EXERCISE: For the material that follows, list every line containing the word "Female".
--- BEGIN RAW RECORDS ---
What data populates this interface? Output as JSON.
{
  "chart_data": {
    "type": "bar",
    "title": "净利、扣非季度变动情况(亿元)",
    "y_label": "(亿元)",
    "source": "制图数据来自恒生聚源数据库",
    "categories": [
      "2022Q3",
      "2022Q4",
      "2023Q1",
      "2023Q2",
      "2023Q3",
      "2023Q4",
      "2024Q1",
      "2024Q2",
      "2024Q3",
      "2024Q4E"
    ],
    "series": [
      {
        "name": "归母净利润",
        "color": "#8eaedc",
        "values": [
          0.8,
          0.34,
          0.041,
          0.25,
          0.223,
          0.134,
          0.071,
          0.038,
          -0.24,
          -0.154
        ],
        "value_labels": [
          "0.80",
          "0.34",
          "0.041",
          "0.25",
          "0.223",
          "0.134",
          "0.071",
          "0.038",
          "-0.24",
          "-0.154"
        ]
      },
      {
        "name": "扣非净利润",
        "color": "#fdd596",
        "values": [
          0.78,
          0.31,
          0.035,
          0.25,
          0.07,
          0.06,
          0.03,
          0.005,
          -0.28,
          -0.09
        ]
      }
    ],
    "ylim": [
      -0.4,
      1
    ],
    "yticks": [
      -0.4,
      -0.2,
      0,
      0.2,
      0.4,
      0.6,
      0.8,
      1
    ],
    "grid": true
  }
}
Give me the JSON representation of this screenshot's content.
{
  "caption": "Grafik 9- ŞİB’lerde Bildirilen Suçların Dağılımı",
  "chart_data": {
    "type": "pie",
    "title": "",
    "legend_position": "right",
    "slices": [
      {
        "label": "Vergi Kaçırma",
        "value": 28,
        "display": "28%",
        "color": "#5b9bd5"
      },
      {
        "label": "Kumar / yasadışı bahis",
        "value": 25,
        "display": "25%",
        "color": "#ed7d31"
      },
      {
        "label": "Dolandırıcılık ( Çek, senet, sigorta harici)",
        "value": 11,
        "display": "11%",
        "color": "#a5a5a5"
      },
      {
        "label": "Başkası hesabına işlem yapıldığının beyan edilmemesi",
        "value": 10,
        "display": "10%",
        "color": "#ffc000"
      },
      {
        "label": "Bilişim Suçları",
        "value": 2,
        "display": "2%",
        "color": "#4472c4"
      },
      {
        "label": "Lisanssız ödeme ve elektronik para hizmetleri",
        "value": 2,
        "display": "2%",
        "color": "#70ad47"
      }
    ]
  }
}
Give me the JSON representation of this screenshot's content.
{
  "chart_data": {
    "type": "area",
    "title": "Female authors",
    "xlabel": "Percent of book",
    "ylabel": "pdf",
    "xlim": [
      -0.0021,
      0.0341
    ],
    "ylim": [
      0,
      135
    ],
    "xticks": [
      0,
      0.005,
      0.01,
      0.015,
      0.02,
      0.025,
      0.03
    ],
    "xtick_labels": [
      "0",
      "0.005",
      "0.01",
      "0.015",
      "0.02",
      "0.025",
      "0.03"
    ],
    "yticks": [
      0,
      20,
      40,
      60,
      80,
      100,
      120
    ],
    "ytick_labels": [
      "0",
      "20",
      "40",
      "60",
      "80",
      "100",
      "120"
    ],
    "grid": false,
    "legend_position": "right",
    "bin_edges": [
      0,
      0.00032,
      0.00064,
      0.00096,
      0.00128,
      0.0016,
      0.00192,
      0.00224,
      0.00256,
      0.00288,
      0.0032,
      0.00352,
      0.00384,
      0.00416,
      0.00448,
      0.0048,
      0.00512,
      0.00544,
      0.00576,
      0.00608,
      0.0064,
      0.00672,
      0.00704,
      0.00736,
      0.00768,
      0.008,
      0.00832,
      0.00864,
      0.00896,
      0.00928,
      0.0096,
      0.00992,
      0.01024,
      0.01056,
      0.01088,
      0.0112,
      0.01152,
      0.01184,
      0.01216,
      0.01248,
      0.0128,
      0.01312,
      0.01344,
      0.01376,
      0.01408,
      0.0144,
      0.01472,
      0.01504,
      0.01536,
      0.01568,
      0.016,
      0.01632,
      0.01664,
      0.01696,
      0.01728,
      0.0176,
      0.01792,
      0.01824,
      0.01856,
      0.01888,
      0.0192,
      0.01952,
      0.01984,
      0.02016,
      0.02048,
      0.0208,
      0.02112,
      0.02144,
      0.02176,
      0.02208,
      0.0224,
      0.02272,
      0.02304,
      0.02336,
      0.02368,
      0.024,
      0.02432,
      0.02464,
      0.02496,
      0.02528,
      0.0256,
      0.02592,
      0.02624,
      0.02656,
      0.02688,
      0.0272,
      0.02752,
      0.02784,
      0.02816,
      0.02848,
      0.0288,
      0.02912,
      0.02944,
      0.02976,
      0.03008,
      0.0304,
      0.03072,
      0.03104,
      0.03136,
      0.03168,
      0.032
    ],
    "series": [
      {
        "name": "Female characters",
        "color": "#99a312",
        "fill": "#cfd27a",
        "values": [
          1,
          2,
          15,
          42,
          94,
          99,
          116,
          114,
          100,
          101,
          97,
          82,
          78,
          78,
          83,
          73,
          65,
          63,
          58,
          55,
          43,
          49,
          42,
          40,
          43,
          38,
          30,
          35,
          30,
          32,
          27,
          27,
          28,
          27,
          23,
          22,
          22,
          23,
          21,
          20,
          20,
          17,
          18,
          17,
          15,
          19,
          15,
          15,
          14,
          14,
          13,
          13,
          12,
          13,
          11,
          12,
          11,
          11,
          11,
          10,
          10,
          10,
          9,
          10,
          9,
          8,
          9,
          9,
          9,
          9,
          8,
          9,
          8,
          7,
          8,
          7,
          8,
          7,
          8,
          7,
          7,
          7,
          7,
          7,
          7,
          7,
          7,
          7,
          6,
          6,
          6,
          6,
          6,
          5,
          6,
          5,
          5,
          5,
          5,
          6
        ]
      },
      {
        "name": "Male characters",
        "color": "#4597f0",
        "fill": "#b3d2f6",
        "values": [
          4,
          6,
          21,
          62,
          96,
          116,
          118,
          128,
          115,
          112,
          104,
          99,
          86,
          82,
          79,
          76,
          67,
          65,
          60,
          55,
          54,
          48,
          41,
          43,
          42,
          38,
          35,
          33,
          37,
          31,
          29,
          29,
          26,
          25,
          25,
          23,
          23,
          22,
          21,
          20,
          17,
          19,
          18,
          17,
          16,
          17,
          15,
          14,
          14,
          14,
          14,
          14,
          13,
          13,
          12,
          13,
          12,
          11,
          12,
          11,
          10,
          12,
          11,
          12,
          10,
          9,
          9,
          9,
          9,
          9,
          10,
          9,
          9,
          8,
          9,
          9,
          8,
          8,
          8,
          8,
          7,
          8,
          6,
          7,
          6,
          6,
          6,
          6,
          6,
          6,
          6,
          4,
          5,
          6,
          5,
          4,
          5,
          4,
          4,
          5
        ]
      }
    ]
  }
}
--- END RAW RECORDS ---
FULL OUTPUT:
    "title": "Female authors",
        "name": "Female characters",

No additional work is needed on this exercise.